Stored entries -
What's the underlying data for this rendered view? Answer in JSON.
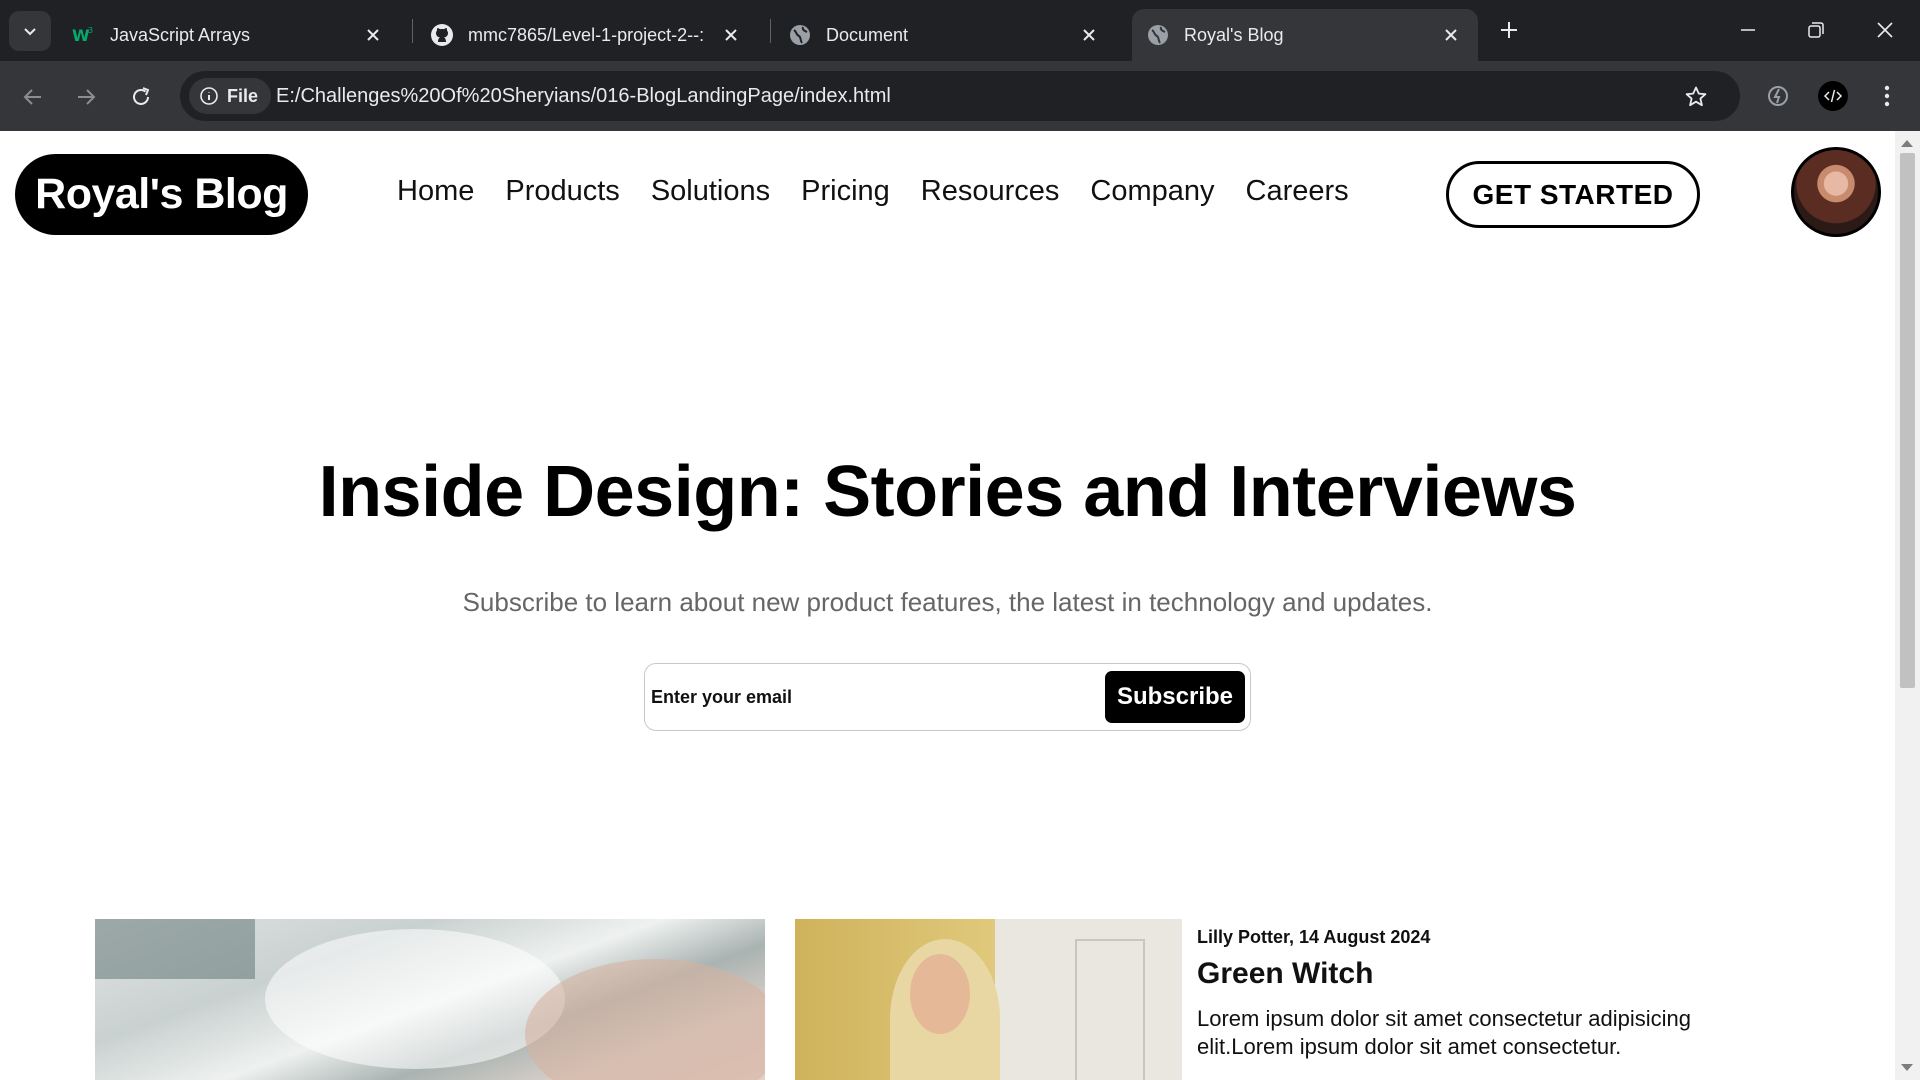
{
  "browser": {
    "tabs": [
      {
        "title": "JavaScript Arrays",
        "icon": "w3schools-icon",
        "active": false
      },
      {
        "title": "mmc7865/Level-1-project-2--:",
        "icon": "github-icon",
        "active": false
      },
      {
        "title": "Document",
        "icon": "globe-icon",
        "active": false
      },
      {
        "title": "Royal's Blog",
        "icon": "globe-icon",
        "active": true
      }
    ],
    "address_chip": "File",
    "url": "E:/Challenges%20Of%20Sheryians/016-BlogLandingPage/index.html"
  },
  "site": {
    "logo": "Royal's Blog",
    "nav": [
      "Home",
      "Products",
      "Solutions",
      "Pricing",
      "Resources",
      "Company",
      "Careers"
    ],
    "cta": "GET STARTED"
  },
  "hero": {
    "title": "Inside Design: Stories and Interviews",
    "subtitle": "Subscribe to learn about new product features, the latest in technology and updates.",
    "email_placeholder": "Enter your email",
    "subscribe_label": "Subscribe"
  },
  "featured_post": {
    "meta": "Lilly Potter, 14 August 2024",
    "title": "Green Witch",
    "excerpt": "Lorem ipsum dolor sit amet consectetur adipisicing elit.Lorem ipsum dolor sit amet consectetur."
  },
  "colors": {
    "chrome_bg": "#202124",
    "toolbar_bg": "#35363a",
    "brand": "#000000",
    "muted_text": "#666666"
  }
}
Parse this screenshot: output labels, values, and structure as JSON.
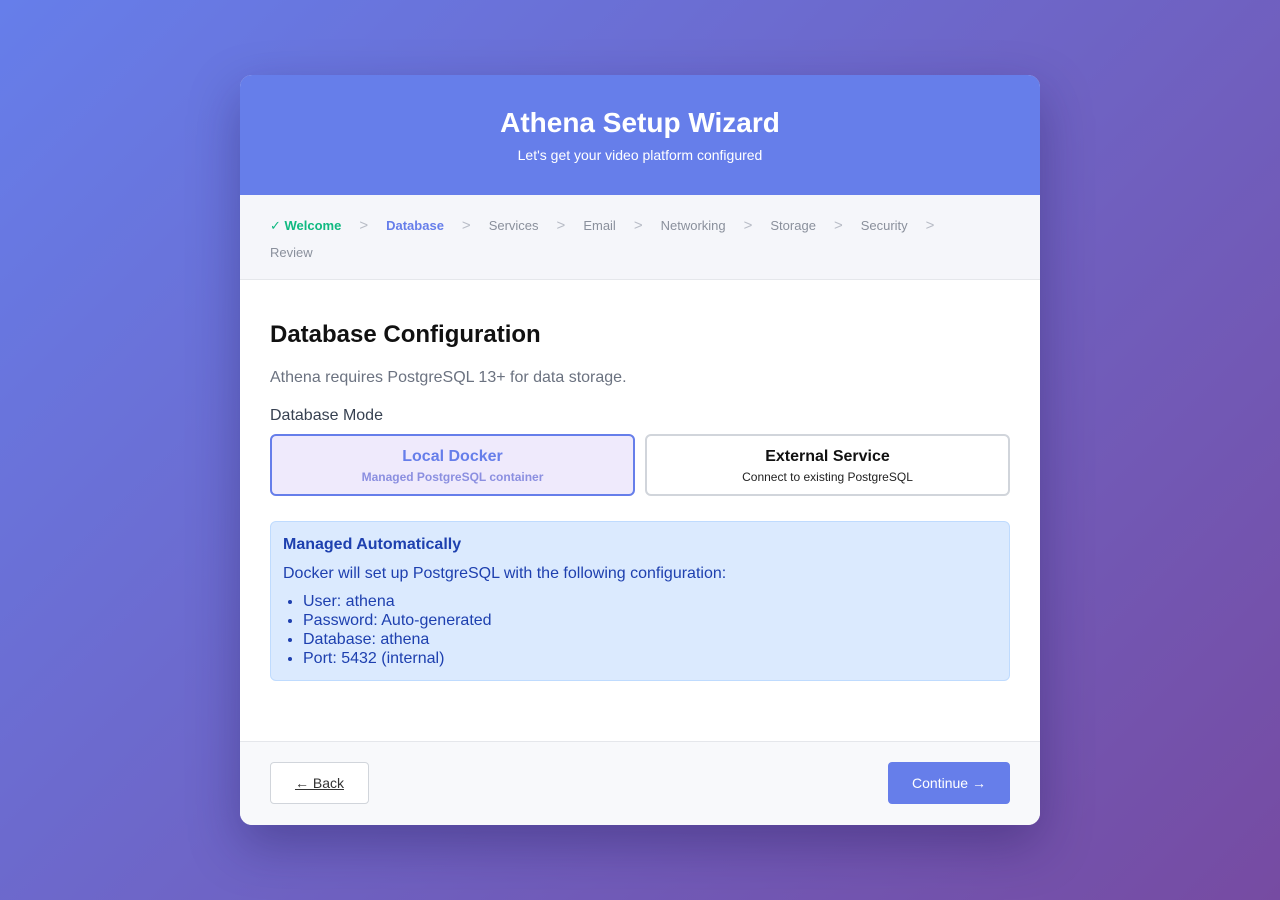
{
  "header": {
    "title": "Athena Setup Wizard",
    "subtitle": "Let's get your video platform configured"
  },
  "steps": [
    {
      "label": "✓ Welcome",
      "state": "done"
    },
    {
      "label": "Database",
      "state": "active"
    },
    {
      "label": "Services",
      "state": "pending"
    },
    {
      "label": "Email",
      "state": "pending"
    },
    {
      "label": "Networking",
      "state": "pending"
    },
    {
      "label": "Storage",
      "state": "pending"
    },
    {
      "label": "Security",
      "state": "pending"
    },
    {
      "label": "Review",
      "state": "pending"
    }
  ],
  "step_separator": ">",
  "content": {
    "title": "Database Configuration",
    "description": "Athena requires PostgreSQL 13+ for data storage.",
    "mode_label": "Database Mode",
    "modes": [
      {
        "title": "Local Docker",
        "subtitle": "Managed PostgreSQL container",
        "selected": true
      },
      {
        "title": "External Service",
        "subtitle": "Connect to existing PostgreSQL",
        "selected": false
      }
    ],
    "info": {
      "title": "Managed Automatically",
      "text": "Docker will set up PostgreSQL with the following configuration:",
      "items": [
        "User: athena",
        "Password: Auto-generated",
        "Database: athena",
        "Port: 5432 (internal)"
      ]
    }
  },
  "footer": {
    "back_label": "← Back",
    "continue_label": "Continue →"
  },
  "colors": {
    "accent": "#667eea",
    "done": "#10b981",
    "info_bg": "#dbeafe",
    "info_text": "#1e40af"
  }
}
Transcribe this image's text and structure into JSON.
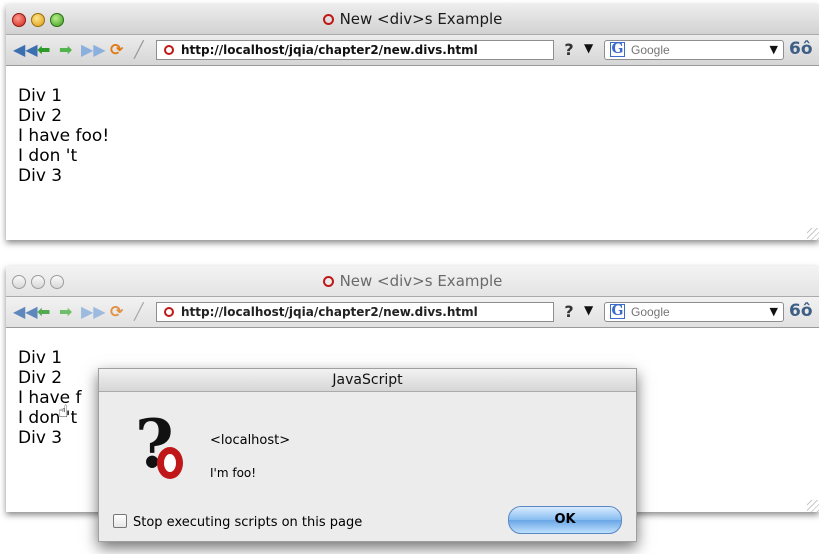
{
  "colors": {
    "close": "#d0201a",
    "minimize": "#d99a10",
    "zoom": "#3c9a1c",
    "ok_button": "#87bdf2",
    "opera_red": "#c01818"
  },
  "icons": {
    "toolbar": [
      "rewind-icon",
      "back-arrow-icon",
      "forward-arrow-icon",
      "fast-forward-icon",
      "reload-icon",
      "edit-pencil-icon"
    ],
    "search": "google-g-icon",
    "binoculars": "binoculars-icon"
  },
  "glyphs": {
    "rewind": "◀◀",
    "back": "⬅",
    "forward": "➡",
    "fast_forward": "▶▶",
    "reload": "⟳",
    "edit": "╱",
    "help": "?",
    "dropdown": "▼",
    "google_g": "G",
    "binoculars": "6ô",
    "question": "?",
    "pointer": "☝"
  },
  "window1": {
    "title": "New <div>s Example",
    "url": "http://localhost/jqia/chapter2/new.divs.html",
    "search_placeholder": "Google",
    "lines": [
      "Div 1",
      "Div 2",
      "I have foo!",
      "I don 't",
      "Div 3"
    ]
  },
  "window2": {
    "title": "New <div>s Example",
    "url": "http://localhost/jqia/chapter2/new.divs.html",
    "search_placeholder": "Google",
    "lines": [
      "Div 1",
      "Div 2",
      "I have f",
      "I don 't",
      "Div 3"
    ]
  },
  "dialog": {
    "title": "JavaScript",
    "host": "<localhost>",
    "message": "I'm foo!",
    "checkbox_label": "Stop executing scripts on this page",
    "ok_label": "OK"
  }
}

Goal -
Retype every record above exactly as written, but leave out the pictures.

Expected answer -
What's the underlying data for this rendered view? Answer in JSON.
{
  "browser": {
    "tabs": [
      {
        "title": "JavaScript Arrays",
        "icon": "w3schools-icon",
        "active": false
      },
      {
        "title": "mmc7865/Level-1-project-2--:",
        "icon": "github-icon",
        "active": false
      },
      {
        "title": "Document",
        "icon": "globe-icon",
        "active": false
      },
      {
        "title": "Royal's Blog",
        "icon": "globe-icon",
        "active": true
      }
    ],
    "address_chip": "File",
    "url": "E:/Challenges%20Of%20Sheryians/016-BlogLandingPage/index.html"
  },
  "site": {
    "logo": "Royal's Blog",
    "nav": [
      "Home",
      "Products",
      "Solutions",
      "Pricing",
      "Resources",
      "Company",
      "Careers"
    ],
    "cta": "GET STARTED"
  },
  "hero": {
    "title": "Inside Design: Stories and Interviews",
    "subtitle": "Subscribe to learn about new product features, the latest in technology and updates.",
    "email_placeholder": "Enter your email",
    "subscribe_label": "Subscribe"
  },
  "featured_post": {
    "meta": "Lilly Potter, 14 August 2024",
    "title": "Green Witch",
    "excerpt": "Lorem ipsum dolor sit amet consectetur adipisicing elit.Lorem ipsum dolor sit amet consectetur."
  },
  "colors": {
    "chrome_bg": "#202124",
    "toolbar_bg": "#35363a",
    "brand": "#000000",
    "muted_text": "#666666"
  }
}
Parse this screenshot: output labels, values, and structure as JSON.
{
  "header": {
    "title": "Athena Setup Wizard",
    "subtitle": "Let's get your video platform configured"
  },
  "steps": [
    {
      "label": "✓ Welcome",
      "state": "done"
    },
    {
      "label": "Database",
      "state": "active"
    },
    {
      "label": "Services",
      "state": "pending"
    },
    {
      "label": "Email",
      "state": "pending"
    },
    {
      "label": "Networking",
      "state": "pending"
    },
    {
      "label": "Storage",
      "state": "pending"
    },
    {
      "label": "Security",
      "state": "pending"
    },
    {
      "label": "Review",
      "state": "pending"
    }
  ],
  "step_separator": ">",
  "content": {
    "title": "Database Configuration",
    "description": "Athena requires PostgreSQL 13+ for data storage.",
    "mode_label": "Database Mode",
    "modes": [
      {
        "title": "Local Docker",
        "subtitle": "Managed PostgreSQL container",
        "selected": true
      },
      {
        "title": "External Service",
        "subtitle": "Connect to existing PostgreSQL",
        "selected": false
      }
    ],
    "info": {
      "title": "Managed Automatically",
      "text": "Docker will set up PostgreSQL with the following configuration:",
      "items": [
        "User: athena",
        "Password: Auto-generated",
        "Database: athena",
        "Port: 5432 (internal)"
      ]
    }
  },
  "footer": {
    "back_label": "← Back",
    "continue_label": "Continue →"
  },
  "colors": {
    "accent": "#667eea",
    "done": "#10b981",
    "info_bg": "#dbeafe",
    "info_text": "#1e40af"
  }
}
Transcribe this image's text and structure into JSON.
{
  "colors": {
    "close": "#d0201a",
    "minimize": "#d99a10",
    "zoom": "#3c9a1c",
    "ok_button": "#87bdf2",
    "opera_red": "#c01818"
  },
  "icons": {
    "toolbar": [
      "rewind-icon",
      "back-arrow-icon",
      "forward-arrow-icon",
      "fast-forward-icon",
      "reload-icon",
      "edit-pencil-icon"
    ],
    "search": "google-g-icon",
    "binoculars": "binoculars-icon"
  },
  "glyphs": {
    "rewind": "◀◀",
    "back": "⬅",
    "forward": "➡",
    "fast_forward": "▶▶",
    "reload": "⟳",
    "edit": "╱",
    "help": "?",
    "dropdown": "▼",
    "google_g": "G",
    "binoculars": "6ô",
    "question": "?",
    "pointer": "☝"
  },
  "window1": {
    "title": "New <div>s Example",
    "url": "http://localhost/jqia/chapter2/new.divs.html",
    "search_placeholder": "Google",
    "lines": [
      "Div 1",
      "Div 2",
      "I have foo!",
      "I don 't",
      "Div 3"
    ]
  },
  "window2": {
    "title": "New <div>s Example",
    "url": "http://localhost/jqia/chapter2/new.divs.html",
    "search_placeholder": "Google",
    "lines": [
      "Div 1",
      "Div 2",
      "I have f",
      "I don 't",
      "Div 3"
    ]
  },
  "dialog": {
    "title": "JavaScript",
    "host": "<localhost>",
    "message": "I'm foo!",
    "checkbox_label": "Stop executing scripts on this page",
    "ok_label": "OK"
  }
}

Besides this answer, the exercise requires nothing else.